### [Goal]
Go through the data below. Pull out every line that has the word "должны".

### [Data shown]
────────────────────────────────────────
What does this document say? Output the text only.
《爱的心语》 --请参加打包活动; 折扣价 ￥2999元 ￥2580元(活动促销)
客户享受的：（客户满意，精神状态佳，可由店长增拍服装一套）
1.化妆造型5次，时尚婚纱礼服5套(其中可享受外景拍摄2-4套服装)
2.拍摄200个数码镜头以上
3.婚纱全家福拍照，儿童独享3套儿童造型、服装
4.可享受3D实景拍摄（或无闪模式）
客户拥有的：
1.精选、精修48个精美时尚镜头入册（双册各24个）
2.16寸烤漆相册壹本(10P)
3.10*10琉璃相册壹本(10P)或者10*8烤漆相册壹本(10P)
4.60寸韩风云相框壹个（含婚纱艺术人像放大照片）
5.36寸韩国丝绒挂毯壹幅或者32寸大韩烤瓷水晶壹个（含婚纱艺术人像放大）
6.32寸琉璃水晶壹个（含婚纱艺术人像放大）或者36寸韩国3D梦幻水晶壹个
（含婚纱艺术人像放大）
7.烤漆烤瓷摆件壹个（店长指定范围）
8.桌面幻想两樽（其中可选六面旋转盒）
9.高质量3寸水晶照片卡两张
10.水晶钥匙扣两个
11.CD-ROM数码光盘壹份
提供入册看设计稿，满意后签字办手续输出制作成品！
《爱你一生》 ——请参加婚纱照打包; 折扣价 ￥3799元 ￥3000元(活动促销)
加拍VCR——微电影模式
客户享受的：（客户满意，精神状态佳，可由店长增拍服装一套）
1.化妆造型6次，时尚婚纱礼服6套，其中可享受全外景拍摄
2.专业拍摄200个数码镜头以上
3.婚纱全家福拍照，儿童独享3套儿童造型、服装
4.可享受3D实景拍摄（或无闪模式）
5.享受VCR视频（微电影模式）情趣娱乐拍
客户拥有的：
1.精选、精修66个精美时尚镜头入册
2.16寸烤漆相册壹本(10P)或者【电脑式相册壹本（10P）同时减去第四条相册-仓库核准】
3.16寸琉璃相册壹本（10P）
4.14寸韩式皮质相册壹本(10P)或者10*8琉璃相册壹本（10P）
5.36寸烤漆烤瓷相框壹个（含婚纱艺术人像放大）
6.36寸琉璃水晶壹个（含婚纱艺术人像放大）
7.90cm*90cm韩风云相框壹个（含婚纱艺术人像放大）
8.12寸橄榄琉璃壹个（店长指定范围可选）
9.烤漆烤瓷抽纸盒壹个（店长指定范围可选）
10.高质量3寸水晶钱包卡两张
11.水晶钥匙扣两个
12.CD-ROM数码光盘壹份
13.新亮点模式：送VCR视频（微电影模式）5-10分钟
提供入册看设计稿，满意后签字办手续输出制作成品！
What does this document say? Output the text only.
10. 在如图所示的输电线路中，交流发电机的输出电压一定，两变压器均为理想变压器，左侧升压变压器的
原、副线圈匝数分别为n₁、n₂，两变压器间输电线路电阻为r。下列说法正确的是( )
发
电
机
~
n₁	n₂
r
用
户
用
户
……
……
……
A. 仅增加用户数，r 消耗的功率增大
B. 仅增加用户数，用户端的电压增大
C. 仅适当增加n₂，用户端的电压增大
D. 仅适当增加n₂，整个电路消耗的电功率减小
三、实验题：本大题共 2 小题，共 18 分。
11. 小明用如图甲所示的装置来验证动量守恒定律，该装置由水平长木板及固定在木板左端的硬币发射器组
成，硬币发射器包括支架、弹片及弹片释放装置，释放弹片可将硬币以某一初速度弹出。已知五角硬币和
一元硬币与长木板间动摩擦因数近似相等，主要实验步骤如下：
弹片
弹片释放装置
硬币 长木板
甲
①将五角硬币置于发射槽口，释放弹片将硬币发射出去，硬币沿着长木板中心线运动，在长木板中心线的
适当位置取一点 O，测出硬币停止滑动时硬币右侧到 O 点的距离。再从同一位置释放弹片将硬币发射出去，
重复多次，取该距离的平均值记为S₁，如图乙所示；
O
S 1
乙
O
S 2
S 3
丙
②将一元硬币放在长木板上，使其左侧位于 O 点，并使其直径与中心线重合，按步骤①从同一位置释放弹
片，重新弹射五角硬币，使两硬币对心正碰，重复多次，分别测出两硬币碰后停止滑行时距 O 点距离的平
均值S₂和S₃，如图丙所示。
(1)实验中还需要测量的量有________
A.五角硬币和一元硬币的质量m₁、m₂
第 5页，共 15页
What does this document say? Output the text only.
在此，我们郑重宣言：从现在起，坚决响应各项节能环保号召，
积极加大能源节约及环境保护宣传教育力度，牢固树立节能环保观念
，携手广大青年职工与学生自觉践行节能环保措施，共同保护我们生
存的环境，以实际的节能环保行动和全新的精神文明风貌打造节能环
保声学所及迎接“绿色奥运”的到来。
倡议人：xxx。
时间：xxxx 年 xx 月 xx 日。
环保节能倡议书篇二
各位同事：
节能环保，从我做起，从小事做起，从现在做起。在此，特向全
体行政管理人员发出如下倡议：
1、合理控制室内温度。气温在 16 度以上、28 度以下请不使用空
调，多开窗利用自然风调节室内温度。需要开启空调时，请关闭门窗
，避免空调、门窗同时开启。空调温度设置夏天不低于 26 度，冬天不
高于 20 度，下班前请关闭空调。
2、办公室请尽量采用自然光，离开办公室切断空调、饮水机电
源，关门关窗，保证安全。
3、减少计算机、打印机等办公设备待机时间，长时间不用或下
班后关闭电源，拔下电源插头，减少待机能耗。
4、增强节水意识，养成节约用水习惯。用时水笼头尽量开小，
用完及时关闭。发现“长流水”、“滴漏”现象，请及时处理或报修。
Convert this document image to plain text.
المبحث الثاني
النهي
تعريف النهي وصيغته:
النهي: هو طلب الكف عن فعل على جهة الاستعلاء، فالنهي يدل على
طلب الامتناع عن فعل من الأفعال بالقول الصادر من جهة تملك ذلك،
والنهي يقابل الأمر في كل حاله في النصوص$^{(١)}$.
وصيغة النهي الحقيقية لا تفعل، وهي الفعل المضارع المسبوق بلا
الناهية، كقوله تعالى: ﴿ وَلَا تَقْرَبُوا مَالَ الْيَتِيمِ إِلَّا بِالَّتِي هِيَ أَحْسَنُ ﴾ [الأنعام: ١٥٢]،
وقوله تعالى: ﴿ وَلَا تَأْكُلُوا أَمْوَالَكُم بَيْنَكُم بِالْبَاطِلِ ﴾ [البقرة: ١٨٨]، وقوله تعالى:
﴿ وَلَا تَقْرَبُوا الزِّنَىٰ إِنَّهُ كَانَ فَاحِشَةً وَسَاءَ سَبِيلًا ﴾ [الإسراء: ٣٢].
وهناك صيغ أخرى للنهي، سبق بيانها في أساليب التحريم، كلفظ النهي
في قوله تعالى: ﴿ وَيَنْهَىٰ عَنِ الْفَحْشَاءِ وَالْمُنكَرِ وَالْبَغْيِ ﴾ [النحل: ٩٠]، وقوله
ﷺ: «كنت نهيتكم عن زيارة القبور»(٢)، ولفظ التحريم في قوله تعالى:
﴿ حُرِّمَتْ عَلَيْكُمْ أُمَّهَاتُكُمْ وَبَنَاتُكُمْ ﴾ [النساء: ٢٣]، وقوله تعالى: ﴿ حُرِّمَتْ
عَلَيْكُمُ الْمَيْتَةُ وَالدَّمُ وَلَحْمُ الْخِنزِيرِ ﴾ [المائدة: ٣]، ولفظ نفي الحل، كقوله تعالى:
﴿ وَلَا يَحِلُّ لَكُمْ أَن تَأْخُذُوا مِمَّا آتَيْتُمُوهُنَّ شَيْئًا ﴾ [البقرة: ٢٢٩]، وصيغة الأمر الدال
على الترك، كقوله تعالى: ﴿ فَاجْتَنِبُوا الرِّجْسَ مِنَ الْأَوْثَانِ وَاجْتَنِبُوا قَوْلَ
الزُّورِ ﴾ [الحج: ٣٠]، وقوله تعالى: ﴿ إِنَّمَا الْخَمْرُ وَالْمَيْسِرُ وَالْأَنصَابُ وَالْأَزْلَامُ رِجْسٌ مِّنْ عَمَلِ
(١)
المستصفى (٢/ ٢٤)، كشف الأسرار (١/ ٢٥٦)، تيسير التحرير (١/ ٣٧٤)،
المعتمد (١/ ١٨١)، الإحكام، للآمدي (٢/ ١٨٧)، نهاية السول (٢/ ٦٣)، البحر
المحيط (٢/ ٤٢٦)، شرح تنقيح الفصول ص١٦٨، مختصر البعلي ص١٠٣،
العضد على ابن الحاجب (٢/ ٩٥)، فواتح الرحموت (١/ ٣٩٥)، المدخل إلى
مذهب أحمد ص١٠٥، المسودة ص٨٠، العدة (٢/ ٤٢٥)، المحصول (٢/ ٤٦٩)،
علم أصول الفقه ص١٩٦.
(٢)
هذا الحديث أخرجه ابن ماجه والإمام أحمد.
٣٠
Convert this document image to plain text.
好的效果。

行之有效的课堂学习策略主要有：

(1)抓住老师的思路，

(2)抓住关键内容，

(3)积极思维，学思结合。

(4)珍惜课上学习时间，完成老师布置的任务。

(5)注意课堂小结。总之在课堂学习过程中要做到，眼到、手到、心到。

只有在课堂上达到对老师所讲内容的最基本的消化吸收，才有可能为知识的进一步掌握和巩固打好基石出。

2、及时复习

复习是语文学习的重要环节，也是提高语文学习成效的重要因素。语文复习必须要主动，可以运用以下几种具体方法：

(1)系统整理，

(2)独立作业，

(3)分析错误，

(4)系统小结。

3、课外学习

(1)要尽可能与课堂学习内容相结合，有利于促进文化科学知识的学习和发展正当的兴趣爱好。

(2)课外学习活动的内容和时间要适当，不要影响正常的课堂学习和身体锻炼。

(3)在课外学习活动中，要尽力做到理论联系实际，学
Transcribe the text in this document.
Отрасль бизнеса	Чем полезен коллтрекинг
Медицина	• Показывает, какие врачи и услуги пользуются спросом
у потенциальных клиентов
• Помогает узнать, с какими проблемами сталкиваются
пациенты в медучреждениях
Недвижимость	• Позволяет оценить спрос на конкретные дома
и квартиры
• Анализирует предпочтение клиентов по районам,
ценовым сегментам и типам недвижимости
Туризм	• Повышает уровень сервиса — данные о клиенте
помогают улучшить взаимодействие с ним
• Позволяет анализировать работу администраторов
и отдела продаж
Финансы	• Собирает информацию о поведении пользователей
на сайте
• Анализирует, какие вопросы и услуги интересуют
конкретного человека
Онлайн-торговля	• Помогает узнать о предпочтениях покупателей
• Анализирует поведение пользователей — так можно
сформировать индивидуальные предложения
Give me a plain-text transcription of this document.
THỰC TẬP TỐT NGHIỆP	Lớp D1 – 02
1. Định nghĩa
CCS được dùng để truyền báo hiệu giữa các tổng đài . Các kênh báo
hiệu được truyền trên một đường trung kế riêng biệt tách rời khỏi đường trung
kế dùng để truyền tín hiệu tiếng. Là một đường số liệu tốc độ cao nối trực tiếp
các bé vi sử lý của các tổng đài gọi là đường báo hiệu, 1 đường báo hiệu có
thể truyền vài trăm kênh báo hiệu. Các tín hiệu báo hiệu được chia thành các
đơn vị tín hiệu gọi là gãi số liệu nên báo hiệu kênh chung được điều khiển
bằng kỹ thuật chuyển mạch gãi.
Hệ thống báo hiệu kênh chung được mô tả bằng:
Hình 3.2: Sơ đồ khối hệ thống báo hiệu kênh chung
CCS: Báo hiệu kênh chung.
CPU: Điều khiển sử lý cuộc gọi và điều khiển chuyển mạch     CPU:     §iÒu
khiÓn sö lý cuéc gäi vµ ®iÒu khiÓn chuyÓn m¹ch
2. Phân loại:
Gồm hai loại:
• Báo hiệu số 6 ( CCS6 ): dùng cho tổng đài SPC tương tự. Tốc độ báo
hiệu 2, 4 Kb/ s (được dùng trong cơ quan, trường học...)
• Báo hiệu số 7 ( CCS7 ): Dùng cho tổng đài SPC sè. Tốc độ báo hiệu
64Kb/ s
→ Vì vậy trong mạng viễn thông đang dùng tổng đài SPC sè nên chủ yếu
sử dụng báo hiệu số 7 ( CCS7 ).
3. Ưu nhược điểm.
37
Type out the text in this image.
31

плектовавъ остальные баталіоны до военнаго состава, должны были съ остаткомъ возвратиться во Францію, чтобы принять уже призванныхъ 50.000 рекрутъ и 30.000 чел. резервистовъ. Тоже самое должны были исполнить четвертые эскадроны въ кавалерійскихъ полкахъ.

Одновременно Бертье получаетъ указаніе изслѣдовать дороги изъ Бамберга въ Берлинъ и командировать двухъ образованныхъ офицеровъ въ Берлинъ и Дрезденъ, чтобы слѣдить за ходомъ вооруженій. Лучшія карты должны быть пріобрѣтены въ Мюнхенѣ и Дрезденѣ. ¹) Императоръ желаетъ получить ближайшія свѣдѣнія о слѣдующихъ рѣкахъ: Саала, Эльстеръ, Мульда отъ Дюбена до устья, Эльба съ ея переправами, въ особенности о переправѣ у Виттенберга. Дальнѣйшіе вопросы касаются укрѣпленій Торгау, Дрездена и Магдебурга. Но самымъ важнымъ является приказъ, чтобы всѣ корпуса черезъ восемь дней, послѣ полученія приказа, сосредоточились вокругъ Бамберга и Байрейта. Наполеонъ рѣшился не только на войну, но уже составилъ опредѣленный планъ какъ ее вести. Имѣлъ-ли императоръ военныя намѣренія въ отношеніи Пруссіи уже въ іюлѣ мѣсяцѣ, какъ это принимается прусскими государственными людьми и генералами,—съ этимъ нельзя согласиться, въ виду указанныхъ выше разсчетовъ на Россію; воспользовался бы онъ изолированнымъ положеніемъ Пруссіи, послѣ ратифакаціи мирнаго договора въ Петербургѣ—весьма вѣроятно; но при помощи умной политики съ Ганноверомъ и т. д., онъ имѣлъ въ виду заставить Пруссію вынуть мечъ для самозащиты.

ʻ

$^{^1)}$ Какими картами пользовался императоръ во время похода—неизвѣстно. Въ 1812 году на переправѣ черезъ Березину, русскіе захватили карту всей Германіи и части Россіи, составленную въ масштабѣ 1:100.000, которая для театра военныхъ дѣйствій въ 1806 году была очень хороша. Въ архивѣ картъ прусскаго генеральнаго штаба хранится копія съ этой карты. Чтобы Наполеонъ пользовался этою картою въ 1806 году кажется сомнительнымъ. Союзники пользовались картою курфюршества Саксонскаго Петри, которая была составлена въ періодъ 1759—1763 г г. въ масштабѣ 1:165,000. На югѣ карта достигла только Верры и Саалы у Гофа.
────────────────────────────────────────
### [The answer]
плектовавъ остальные баталіоны до военнаго состава, должны были съ остаткомъ возвратиться во Францію, чтобы принять уже призванныхъ 50.000 рекрутъ и 30.000 чел. резервистовъ. Тоже самое должны были исполнить четвертые эскадроны въ кавалерійскихъ полкахъ.
Одновременно Бертье получаетъ указаніе изслѣдовать дороги изъ Бамберга въ Берлинъ и командировать двухъ образованныхъ офицеровъ въ Берлинъ и Дрезденъ, чтобы слѣдить за ходомъ вооруженій. Лучшія карты должны быть пріобрѣтены въ Мюнхенѣ и Дрезденѣ. ¹) Императоръ желаетъ получить ближайшія свѣдѣнія о слѣдующихъ рѣкахъ: Саала, Эльстеръ, Мульда отъ Дюбена до устья, Эльба съ ея переправами, въ особенности о переправѣ у Виттенберга. Дальнѣйшіе вопросы касаются укрѣпленій Торгау, Дрездена и Магдебурга. Но самымъ важнымъ является приказъ, чтобы всѣ корпуса черезъ восемь дней, послѣ полученія приказа, сосредоточились вокругъ Бамберга и Байрейта. Наполеонъ рѣшился не только на войну, но уже составилъ опредѣленный планъ какъ ее вести. Имѣлъ-ли императоръ военныя намѣренія въ отношеніи Пруссіи уже въ іюлѣ мѣсяцѣ, какъ это принимается прусскими государственными людьми и генералами,—съ этимъ нельзя согласиться, въ виду указанныхъ выше разсчетовъ на Россію; воспользовался бы онъ изолированнымъ положеніемъ Пруссіи, послѣ ратифакаціи мирнаго договора въ Петербургѣ—весьма вѣроятно; но при помощи умной политики съ Ганноверомъ и т. д., онъ имѣлъ въ виду заставить Пруссію вынуть мечъ для самозащиты.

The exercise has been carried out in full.